The listing below must be repeated word for word, with its images excluded.

** Begin **

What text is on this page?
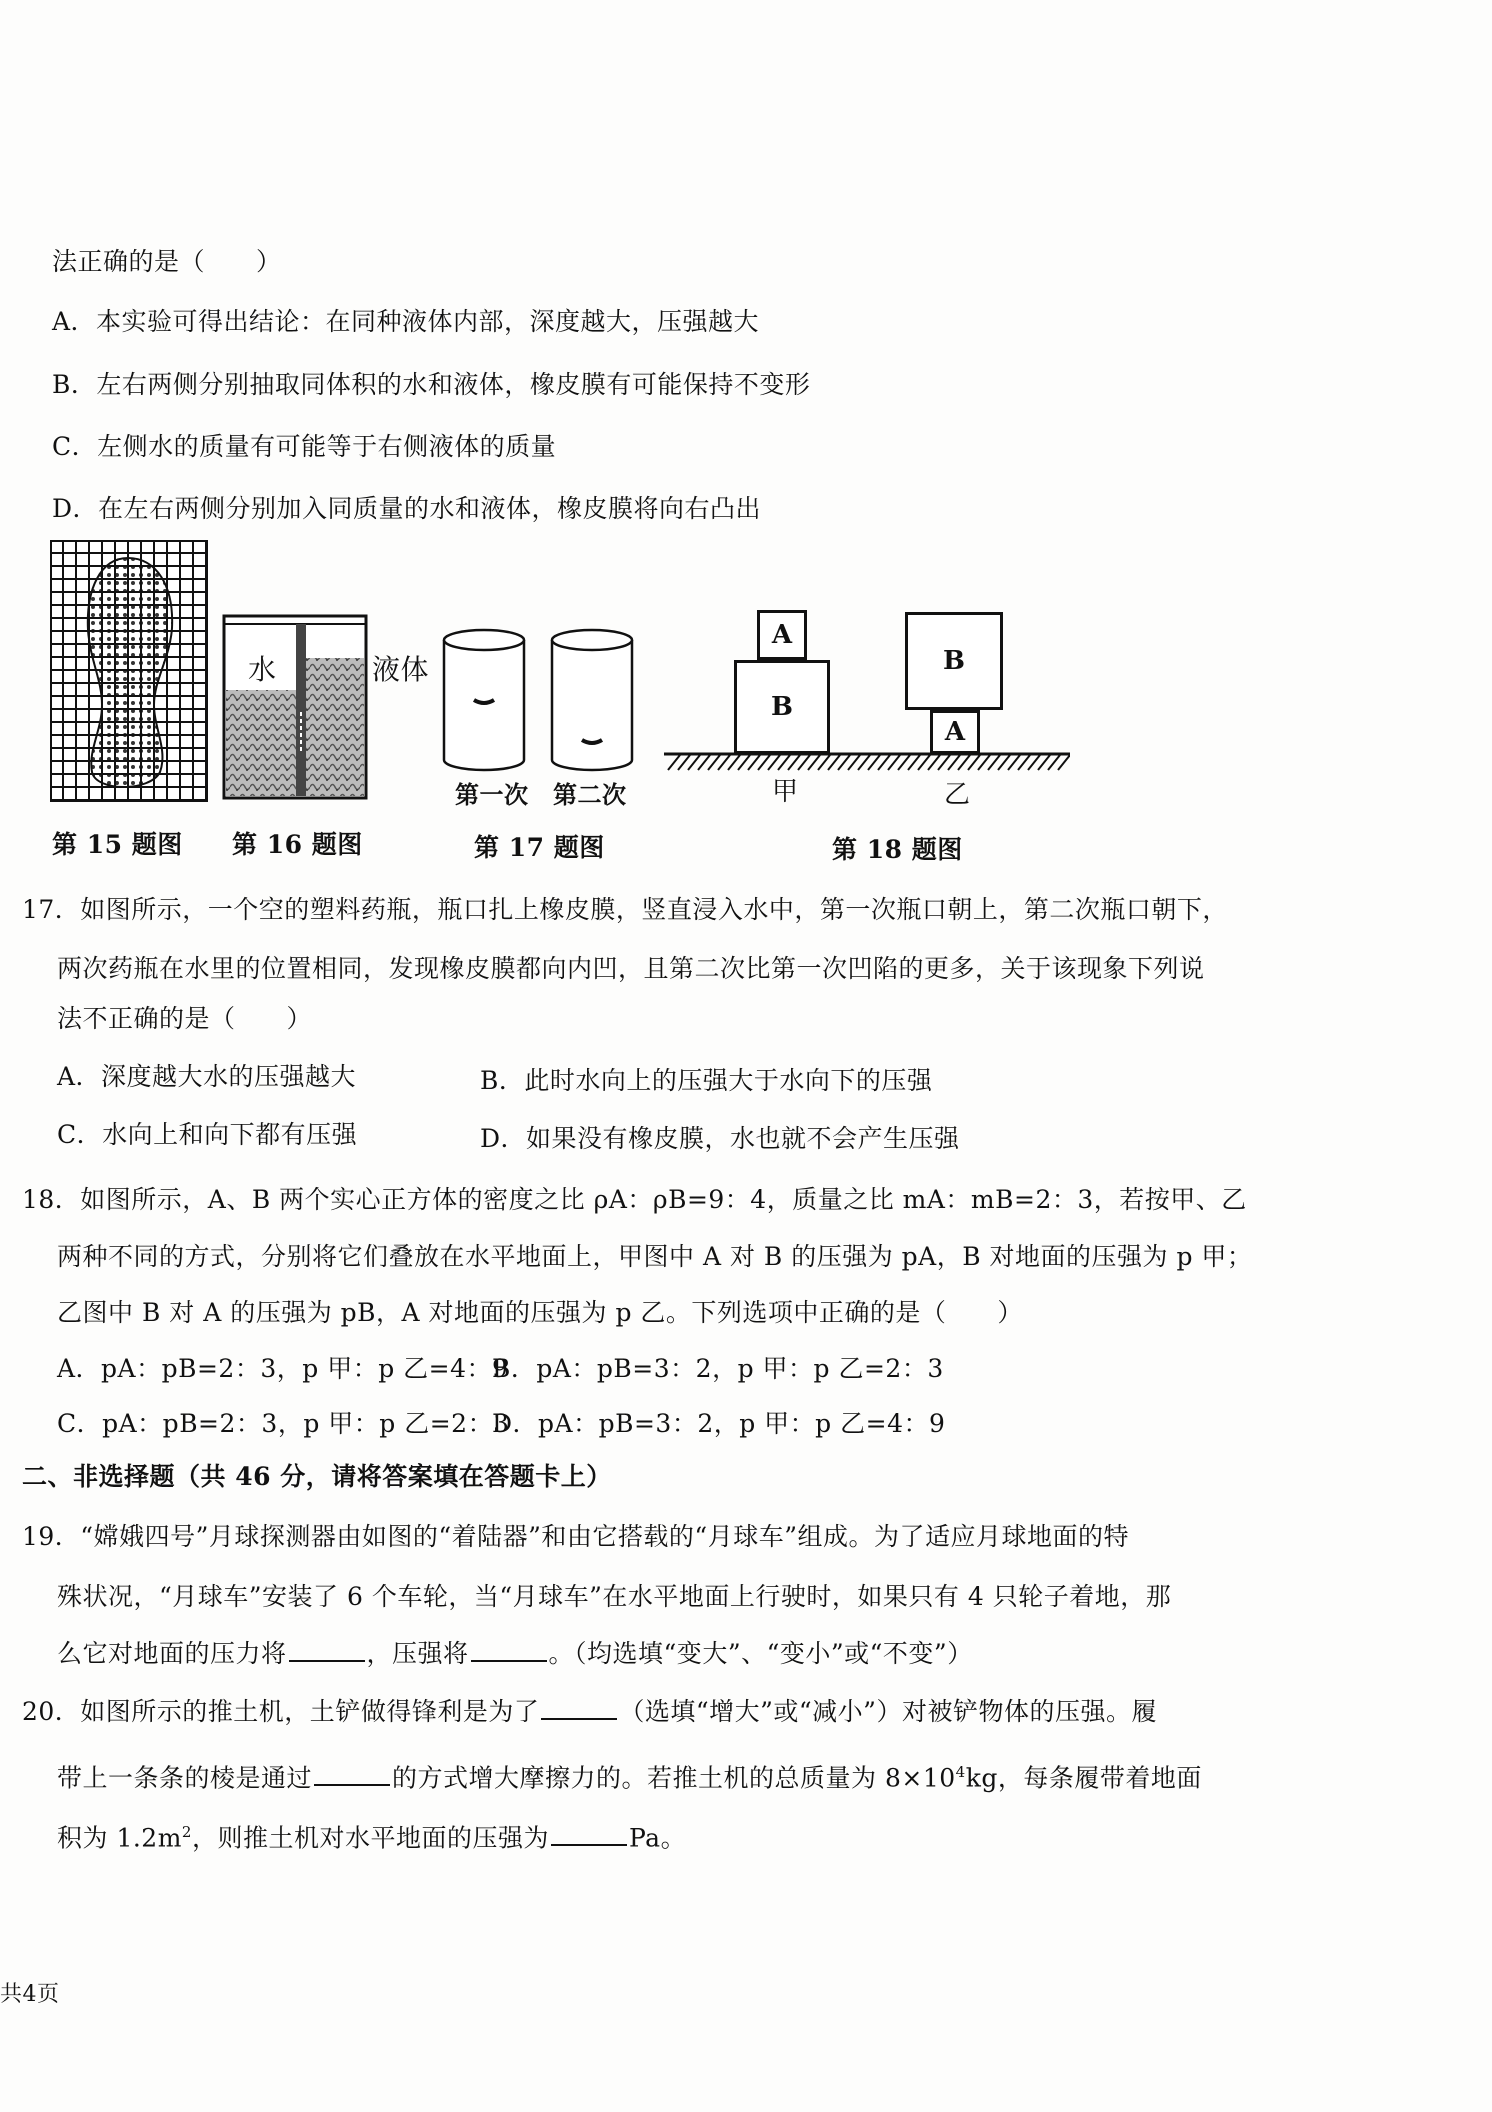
法正确的是（　　）
A．本实验可得出结论：在同种液体内部，深度越大，压强越大
B．左右两侧分别抽取同体积的水和液体，橡皮膜有可能保持不变形
C．左侧水的质量有可能等于右侧液体的质量
D．在左右两侧分别加入同质量的水和液体，橡皮膜将向右凸出
第 15 题图
水	液体
第 16 题图
第一次 第二次
第 17 题图
A
B
B
A
甲	乙
第 18 题图
17．如图所示，一个空的塑料药瓶，瓶口扎上橡皮膜，竖直浸入水中，第一次瓶口朝上，第二次瓶口朝下，
两次药瓶在水里的位置相同，发现橡皮膜都向内凹，且第二次比第一次凹陷的更多，关于该现象下列说
法不正确的是（　　）
A．深度越大水的压强越大	B．此时水向上的压强大于水向下的压强
C．水向上和向下都有压强	D．如果没有橡皮膜，水也就不会产生压强
18．如图所示，A、B 两个实心正方体的密度之比 ρA：ρB=9：4，质量之比 mA：mB=2：3，若按甲、乙
两种不同的方式，分别将它们叠放在水平地面上，甲图中 A 对 B 的压强为 pA，B 对地面的压强为 p 甲；
乙图中 B 对 A 的压强为 pB，A 对地面的压强为 p 乙。下列选项中正确的是（　　）
A．pA：pB=2：3，p 甲：p 乙=4：9
B．pA：pB=3：2，p 甲：p 乙=2：3
C．pA：pB=2：3，p 甲：p 乙=2：3
D．pA：pB=3：2，p 甲：p 乙=4：9
二、非选择题（共 46 分，请将答案填在答题卡上）
19．“嫦娥四号”月球探测器由如图的“着陆器”和由它搭载的“月球车”组成。为了适应月球地面的特
殊状况，“月球车”安装了 6 个车轮，当“月球车”在水平地面上行驶时，如果只有 4 只轮子着地，那
么它对地面的压力将	，压强将	。（均选填“变大”、“变小”或“不变”）
20．如图所示的推土机，土铲做得锋利是为了	（选填“增大”或“减小”）对被铲物体的压强。履
带上一条条的棱是通过	的方式增大摩擦力的。若推土机的总质量为 $8\times 10^4kg$，每条履带着地面
积为 $1.2m^2$，则推土机对水平地面的压强为	Pa。
共4页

** End **

* _EXERCISE RESPONSE_:
What text is on this page?
法正确的是（　　）
A．本实验可得出结论：在同种液体内部，深度越大，压强越大
B．左右两侧分别抽取同体积的水和液体，橡皮膜有可能保持不变形
C．左侧水的质量有可能等于右侧液体的质量
D．在左右两侧分别加入同质量的水和液体，橡皮膜将向右凸出
第 15 题图
水	液体
第 16 题图
第一次 第二次
第 17 题图
A
B
B
A
甲	乙
第 18 题图
17．如图所示，一个空的塑料药瓶，瓶口扎上橡皮膜，竖直浸入水中，第一次瓶口朝上，第二次瓶口朝下，
两次药瓶在水里的位置相同，发现橡皮膜都向内凹，且第二次比第一次凹陷的更多，关于该现象下列说
法不正确的是（　　）
A．深度越大水的压强越大	B．此时水向上的压强大于水向下的压强
C．水向上和向下都有压强	D．如果没有橡皮膜，水也就不会产生压强
18．如图所示，A、B 两个实心正方体的密度之比 ρA：ρB=9：4，质量之比 mA：mB=2：3，若按甲、乙
两种不同的方式，分别将它们叠放在水平地面上，甲图中 A 对 B 的压强为 pA，B 对地面的压强为 p 甲；
乙图中 B 对 A 的压强为 pB，A 对地面的压强为 p 乙。下列选项中正确的是（　　）
A．pA：pB=2：3，p 甲：p 乙=4：9
B．pA：pB=3：2，p 甲：p 乙=2：3
C．pA：pB=2：3，p 甲：p 乙=2：3
D．pA：pB=3：2，p 甲：p 乙=4：9
二、非选择题（共 46 分，请将答案填在答题卡上）
19．“嫦娥四号”月球探测器由如图的“着陆器”和由它搭载的“月球车”组成。为了适应月球地面的特
殊状况，“月球车”安装了 6 个车轮，当“月球车”在水平地面上行驶时，如果只有 4 只轮子着地，那
么它对地面的压力将	，压强将	。（均选填“变大”、“变小”或“不变”）
20．如图所示的推土机，土铲做得锋利是为了	（选填“增大”或“减小”）对被铲物体的压强。履
带上一条条的棱是通过	的方式增大摩擦力的。若推土机的总质量为 $8\times 10^4kg$，每条履带着地面
积为 $1.2m^2$，则推土机对水平地面的压强为	Pa。
共4页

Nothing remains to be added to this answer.